• Directive
Pull each line containing "JSON" out of the data and copy it.

[Data items]
++++++

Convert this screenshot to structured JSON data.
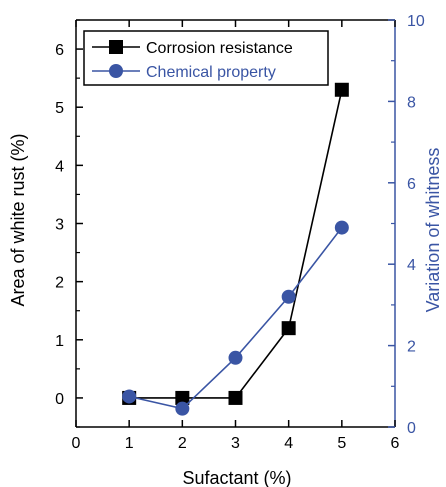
{
  "chart_data": {
    "type": "line",
    "xlabel": "Sufactant (%)",
    "ylabel": "Area of white rust (%)",
    "y2label": "Variation of whitness",
    "xlim": [
      0,
      6
    ],
    "ylim": [
      -0.5,
      6.5
    ],
    "y2lim": [
      0,
      10
    ],
    "xticks": [
      0,
      1,
      2,
      3,
      4,
      5,
      6
    ],
    "yticks": [
      0,
      1,
      2,
      3,
      4,
      5,
      6
    ],
    "y2ticks": [
      0,
      2,
      4,
      6,
      8,
      10
    ],
    "grid": false,
    "legend": "top-left",
    "colors": {
      "left_axis": "#000000",
      "right_axis": "#3a55a4"
    },
    "series": [
      {
        "name": "Corrosion resistance",
        "axis": "left",
        "marker": "square",
        "color": "#000000",
        "x": [
          1,
          2,
          3,
          4,
          5
        ],
        "y": [
          0,
          0,
          0,
          1.2,
          5.3
        ]
      },
      {
        "name": "Chemical  property",
        "axis": "right",
        "marker": "circle",
        "color": "#3a55a4",
        "x": [
          1,
          2,
          3,
          4,
          5
        ],
        "y": [
          0.75,
          0.45,
          1.7,
          3.2,
          4.9
        ]
      }
    ]
  }
}
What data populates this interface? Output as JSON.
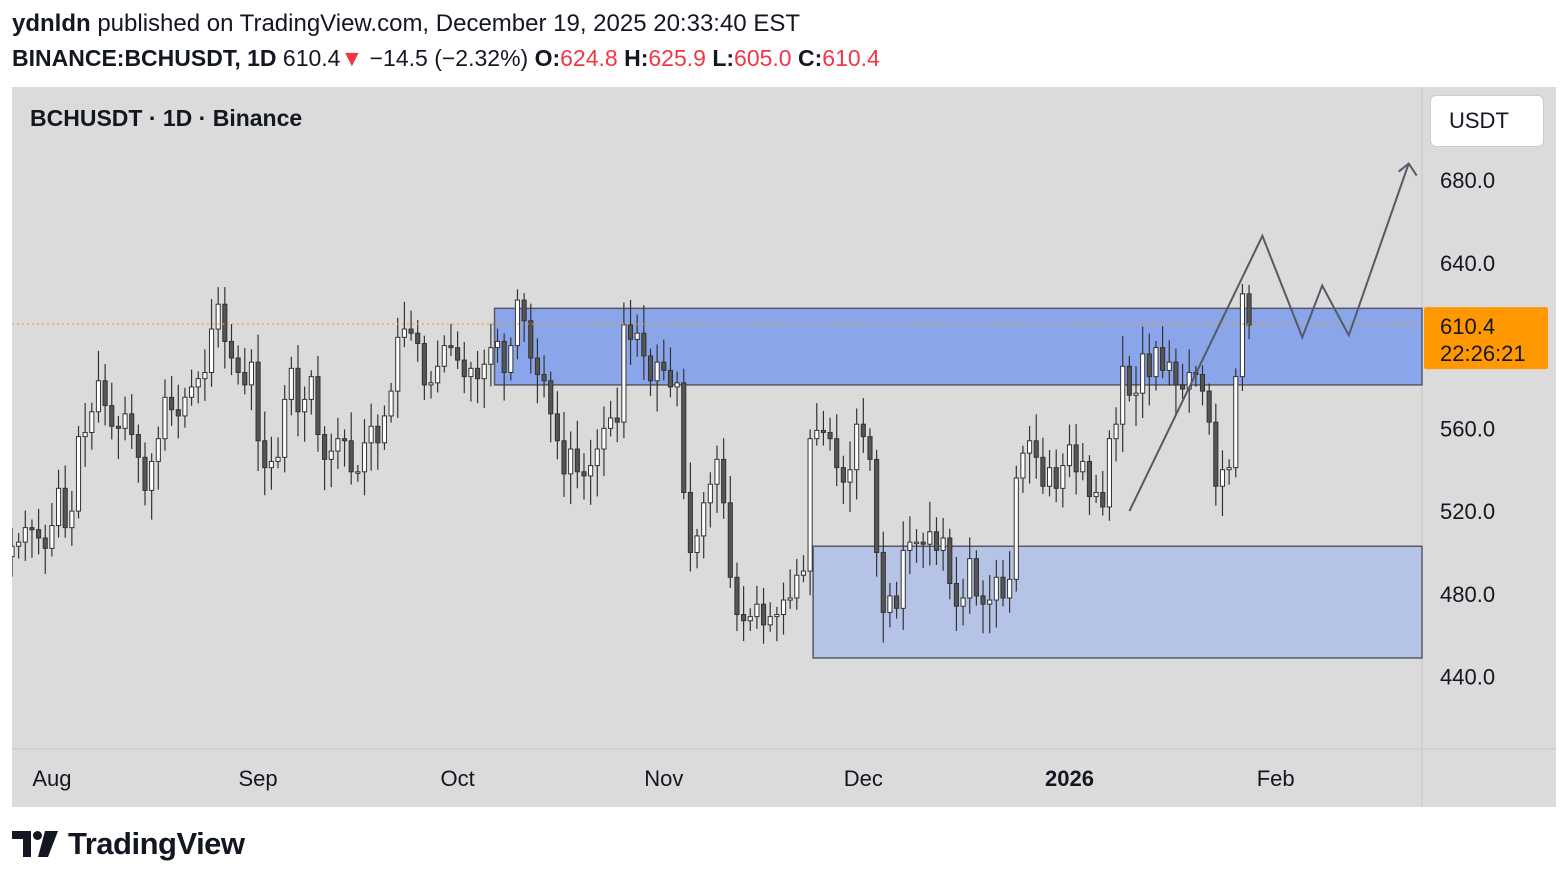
{
  "header": {
    "username": "ydnldn",
    "published_text": "published on TradingView.com, December 19, 2025 20:33:40 EST",
    "symbol": "BINANCE:BCHUSDT, 1D",
    "last": "610.4",
    "change_arrow": "▼",
    "change": "−14.5 (−2.32%)",
    "o_label": "O:",
    "o_value": "624.8",
    "h_label": "H:",
    "h_value": "625.9",
    "l_label": "L:",
    "l_value": "605.0",
    "c_label": "C:",
    "c_value": "610.4"
  },
  "chart_legend": "BCHUSDT · 1D · Binance",
  "currency_button": "USDT",
  "price_label": {
    "price": "610.4",
    "countdown": "22:26:21"
  },
  "brand": {
    "name": "TradingView",
    "icon": "tradingview-logo-icon"
  },
  "colors": {
    "background": "#dbdbdb",
    "candle_up_body": "#ffffff",
    "candle_down_body": "#555555",
    "candle_outline": "#333333",
    "zone_upper": "#8aa5ea",
    "zone_lower": "#b5c3e6",
    "price_line": "#ff9800",
    "price_badge": "#ff9800",
    "negative": "#f23645"
  },
  "chart_data": {
    "type": "candlestick",
    "title": "BCHUSDT · 1D · Binance",
    "ylim": [
      405,
      725
    ],
    "y_ticks": [
      "680.0",
      "640.0",
      "560.0",
      "520.0",
      "480.0",
      "440.0"
    ],
    "y_tick_values": [
      680,
      640,
      560,
      520,
      480,
      440
    ],
    "x_tick_labels": [
      {
        "label": "Aug",
        "date": "2025-08-01"
      },
      {
        "label": "Sep",
        "date": "2025-09-01"
      },
      {
        "label": "Oct",
        "date": "2025-10-01"
      },
      {
        "label": "Nov",
        "date": "2025-11-01"
      },
      {
        "label": "Dec",
        "date": "2025-12-01"
      },
      {
        "label": "2026",
        "date": "2026-01-01",
        "bold": true
      },
      {
        "label": "Feb",
        "date": "2026-02-01"
      }
    ],
    "x_range": [
      "2025-07-26",
      "2026-02-23"
    ],
    "first_candle_date": "2025-07-26",
    "last_price": 610.4,
    "closes": [
      503,
      505,
      512,
      511,
      507,
      502,
      513,
      531,
      512,
      520,
      556,
      558,
      568,
      583,
      571,
      561,
      560,
      567,
      557,
      546,
      530,
      544,
      555,
      575,
      569,
      566,
      575,
      580,
      584,
      587,
      608,
      620,
      602,
      594,
      587,
      581,
      592,
      554,
      541,
      544,
      546,
      574,
      589,
      568,
      574,
      585,
      557,
      545,
      549,
      555,
      554,
      539,
      539,
      553,
      561,
      553,
      566,
      578,
      604,
      608,
      606,
      601,
      581,
      582,
      590,
      600,
      599,
      593,
      585,
      589,
      584,
      591,
      599,
      602,
      587,
      600,
      622,
      612,
      594,
      586,
      583,
      567,
      554,
      538,
      550,
      539,
      537,
      542,
      550,
      560,
      565,
      563,
      610,
      603,
      606,
      595,
      583,
      592,
      588,
      580,
      582,
      529,
      500,
      508,
      524,
      533,
      545,
      524,
      488,
      470,
      467,
      469,
      475,
      465,
      469,
      470,
      477,
      478,
      489,
      491,
      555,
      559,
      558,
      555,
      541,
      534,
      540,
      562,
      556,
      545,
      500,
      471,
      479,
      473,
      501,
      505,
      505,
      504,
      510,
      501,
      507,
      485,
      474,
      478,
      497,
      479,
      475,
      477,
      488,
      478,
      487,
      536,
      548,
      554,
      546,
      532,
      541,
      531,
      542,
      552,
      539,
      544,
      527,
      529,
      522,
      555,
      562,
      590,
      576,
      577,
      596,
      585,
      599,
      588,
      592,
      581,
      579,
      587,
      586,
      578,
      563,
      532,
      540,
      541,
      585,
      625,
      610
    ]
  }
}
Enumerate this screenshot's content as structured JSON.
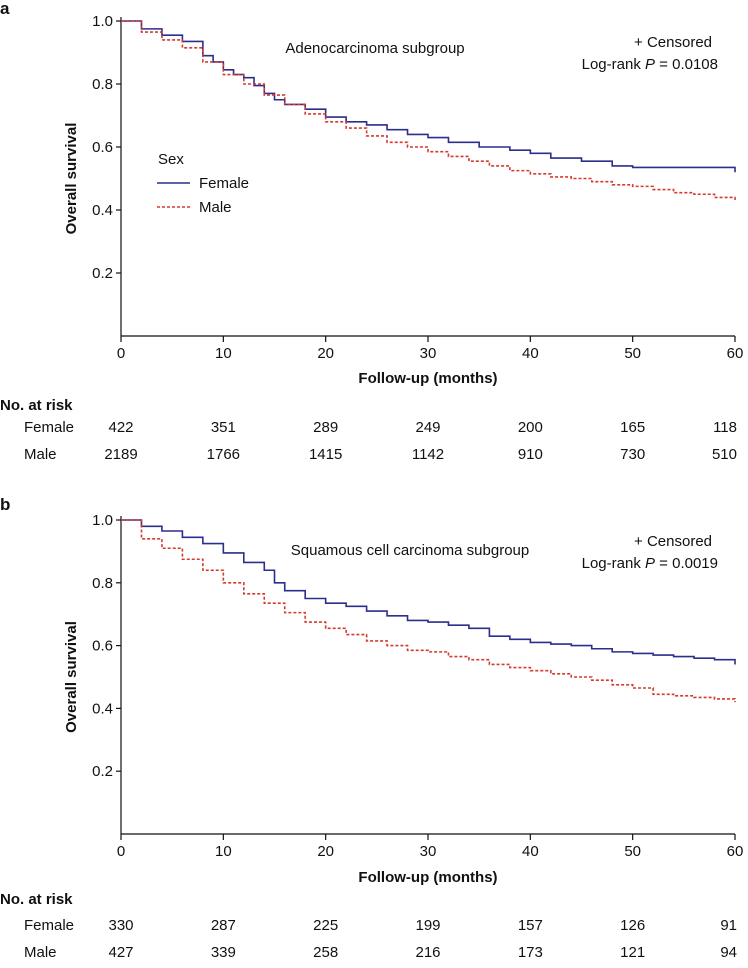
{
  "colors": {
    "female": "#2b2f8c",
    "male": "#d63a2e",
    "axis": "#111111"
  },
  "risk_header": "No. at risk",
  "chart_data": [
    {
      "type": "line",
      "panel": "a",
      "title": "Adenocarcinoma subgroup",
      "censored_label": "+ Censored",
      "logrank_label": "Log-rank",
      "p_symbol": "P",
      "p_value": "= 0.0108",
      "xlabel": "Follow-up (months)",
      "ylabel": "Overall survival",
      "xlim": [
        0,
        60
      ],
      "ylim": [
        0,
        1.0
      ],
      "xticks": [
        "0",
        "10",
        "20",
        "30",
        "40",
        "50",
        "60"
      ],
      "yticks": [
        "0.2",
        "0.4",
        "0.6",
        "0.8",
        "1.0"
      ],
      "legend_title": "Sex",
      "series": [
        {
          "name": "Female",
          "style": "solid",
          "color_key": "female",
          "x": [
            0,
            2,
            4,
            6,
            8,
            9,
            10,
            11,
            12,
            13,
            14,
            15,
            16,
            18,
            20,
            22,
            24,
            26,
            28,
            30,
            32,
            35,
            38,
            40,
            42,
            45,
            48,
            50,
            54,
            58,
            60
          ],
          "y": [
            1.0,
            0.975,
            0.955,
            0.935,
            0.89,
            0.87,
            0.845,
            0.83,
            0.82,
            0.795,
            0.77,
            0.75,
            0.735,
            0.72,
            0.695,
            0.68,
            0.67,
            0.655,
            0.64,
            0.63,
            0.615,
            0.6,
            0.59,
            0.58,
            0.565,
            0.555,
            0.54,
            0.535,
            0.535,
            0.535,
            0.52
          ]
        },
        {
          "name": "Male",
          "style": "dashed",
          "color_key": "male",
          "x": [
            0,
            2,
            4,
            6,
            8,
            10,
            12,
            14,
            16,
            18,
            20,
            22,
            24,
            26,
            28,
            30,
            32,
            34,
            36,
            38,
            40,
            42,
            44,
            46,
            48,
            50,
            52,
            54,
            56,
            58,
            60
          ],
          "y": [
            1.0,
            0.965,
            0.94,
            0.915,
            0.87,
            0.83,
            0.8,
            0.765,
            0.735,
            0.705,
            0.68,
            0.66,
            0.635,
            0.615,
            0.6,
            0.585,
            0.57,
            0.555,
            0.54,
            0.525,
            0.515,
            0.505,
            0.5,
            0.49,
            0.48,
            0.475,
            0.465,
            0.455,
            0.45,
            0.44,
            0.43
          ]
        }
      ],
      "at_risk": {
        "Female": [
          "422",
          "351",
          "289",
          "249",
          "200",
          "165",
          "118"
        ],
        "Male": [
          "2189",
          "1766",
          "1415",
          "1142",
          "910",
          "730",
          "510"
        ]
      }
    },
    {
      "type": "line",
      "panel": "b",
      "title": "Squamous cell carcinoma subgroup",
      "censored_label": "+ Censored",
      "logrank_label": "Log-rank",
      "p_symbol": "P",
      "p_value": "= 0.0019",
      "xlabel": "Follow-up (months)",
      "ylabel": "Overall survival",
      "xlim": [
        0,
        60
      ],
      "ylim": [
        0,
        1.0
      ],
      "xticks": [
        "0",
        "10",
        "20",
        "30",
        "40",
        "50",
        "60"
      ],
      "yticks": [
        "0.2",
        "0.4",
        "0.6",
        "0.8",
        "1.0"
      ],
      "series": [
        {
          "name": "Female",
          "style": "solid",
          "color_key": "female",
          "x": [
            0,
            2,
            4,
            6,
            8,
            10,
            12,
            14,
            15,
            16,
            18,
            20,
            22,
            24,
            26,
            28,
            30,
            32,
            34,
            36,
            38,
            40,
            42,
            44,
            46,
            48,
            50,
            52,
            54,
            56,
            58,
            60
          ],
          "y": [
            1.0,
            0.98,
            0.965,
            0.945,
            0.925,
            0.895,
            0.865,
            0.84,
            0.8,
            0.775,
            0.75,
            0.735,
            0.725,
            0.71,
            0.695,
            0.68,
            0.675,
            0.665,
            0.655,
            0.63,
            0.62,
            0.61,
            0.605,
            0.6,
            0.59,
            0.58,
            0.575,
            0.57,
            0.565,
            0.56,
            0.555,
            0.54
          ]
        },
        {
          "name": "Male",
          "style": "dashed",
          "color_key": "male",
          "x": [
            0,
            2,
            4,
            6,
            8,
            10,
            12,
            14,
            16,
            18,
            20,
            22,
            24,
            26,
            28,
            30,
            32,
            34,
            36,
            38,
            40,
            42,
            44,
            46,
            48,
            50,
            52,
            54,
            56,
            58,
            60
          ],
          "y": [
            1.0,
            0.94,
            0.91,
            0.875,
            0.84,
            0.8,
            0.765,
            0.735,
            0.705,
            0.675,
            0.655,
            0.635,
            0.615,
            0.6,
            0.585,
            0.58,
            0.565,
            0.555,
            0.54,
            0.53,
            0.52,
            0.51,
            0.5,
            0.49,
            0.475,
            0.465,
            0.445,
            0.44,
            0.435,
            0.43,
            0.42
          ]
        }
      ],
      "at_risk": {
        "Female": [
          "330",
          "287",
          "225",
          "199",
          "157",
          "126",
          "91"
        ],
        "Male": [
          "427",
          "339",
          "258",
          "216",
          "173",
          "121",
          "94"
        ]
      }
    }
  ]
}
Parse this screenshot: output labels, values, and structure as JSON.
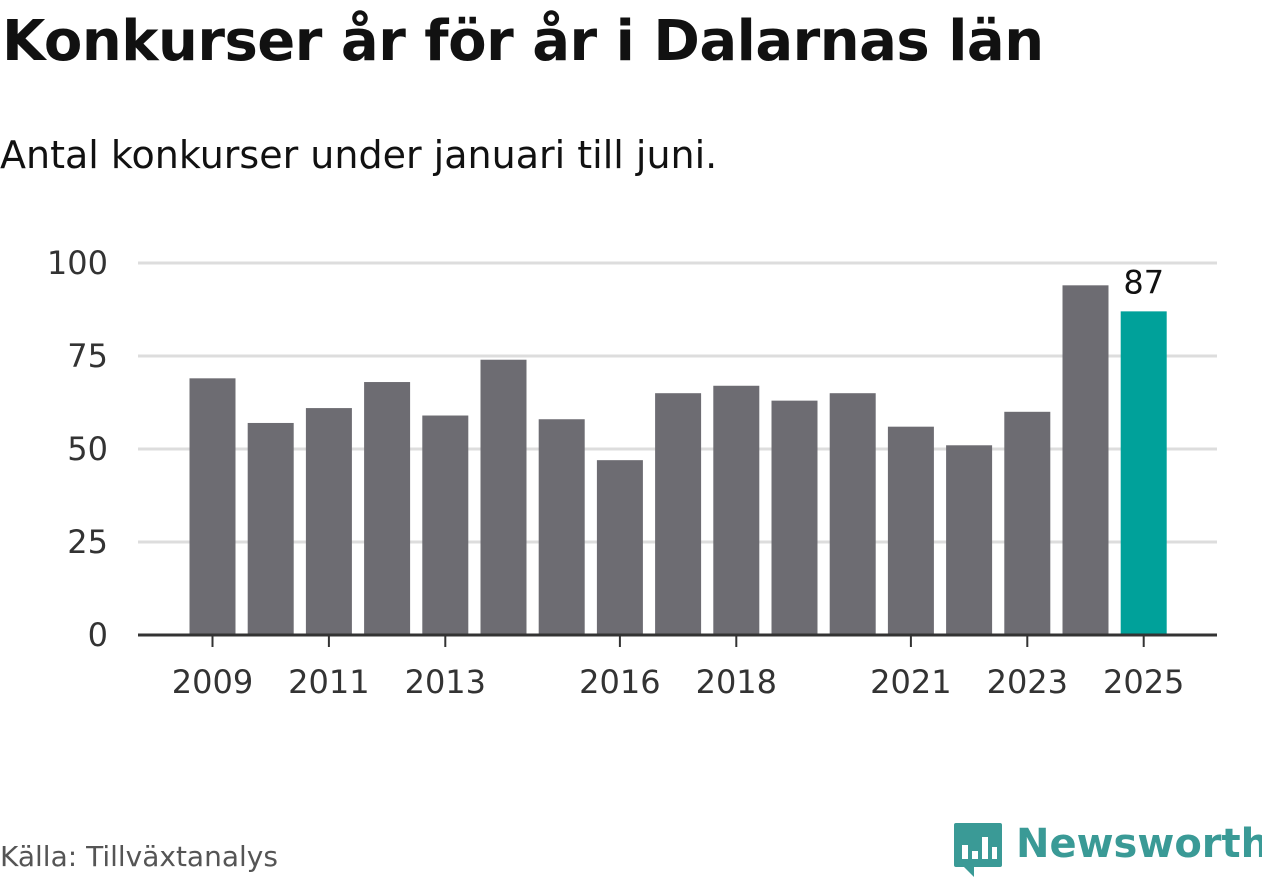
{
  "title": "Konkurser år för år i Dalarnas län",
  "subtitle": "Antal konkurser under januari till juni.",
  "source": "Källa: Tillväxtanalys",
  "brand": {
    "name": "Newsworthy",
    "color": "#3a9a96",
    "icon": "bar-chart-speech-bubble-icon"
  },
  "colors": {
    "bar": "#6d6c72",
    "highlight": "#00a19a",
    "grid": "#dddddd",
    "axis": "#333333"
  },
  "chart_data": {
    "type": "bar",
    "x": [
      2009,
      2010,
      2011,
      2012,
      2013,
      2014,
      2015,
      2016,
      2017,
      2018,
      2019,
      2020,
      2021,
      2022,
      2023,
      2024,
      2025
    ],
    "values": [
      69,
      57,
      61,
      68,
      59,
      74,
      58,
      47,
      65,
      67,
      63,
      65,
      56,
      51,
      60,
      94,
      87
    ],
    "x_tick_labels": [
      "2009",
      "2011",
      "2013",
      "2016",
      "2018",
      "2021",
      "2023",
      "2025"
    ],
    "y_ticks": [
      0,
      25,
      50,
      75,
      100
    ],
    "ylim": [
      0,
      100
    ],
    "highlight": {
      "x": 2025,
      "label": "87"
    },
    "grid": true,
    "legend": false
  }
}
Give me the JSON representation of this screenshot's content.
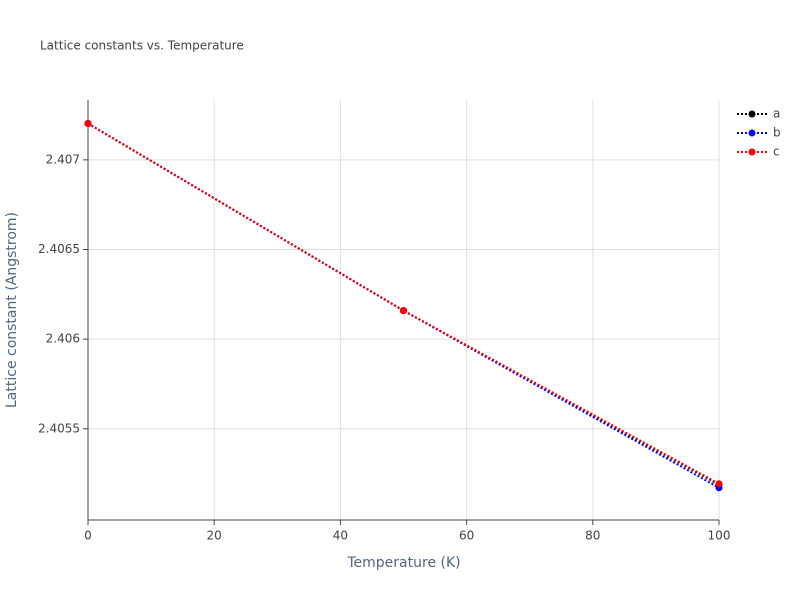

++++++

• Response
Convert this screenshot to structured JSON data.
What data populates this interface? Output as JSON.
Enumerate this screenshot's content as structured JSON.
Parse this screenshot: output labels, values, and structure as JSON.
Give me the JSON representation of this screenshot's content.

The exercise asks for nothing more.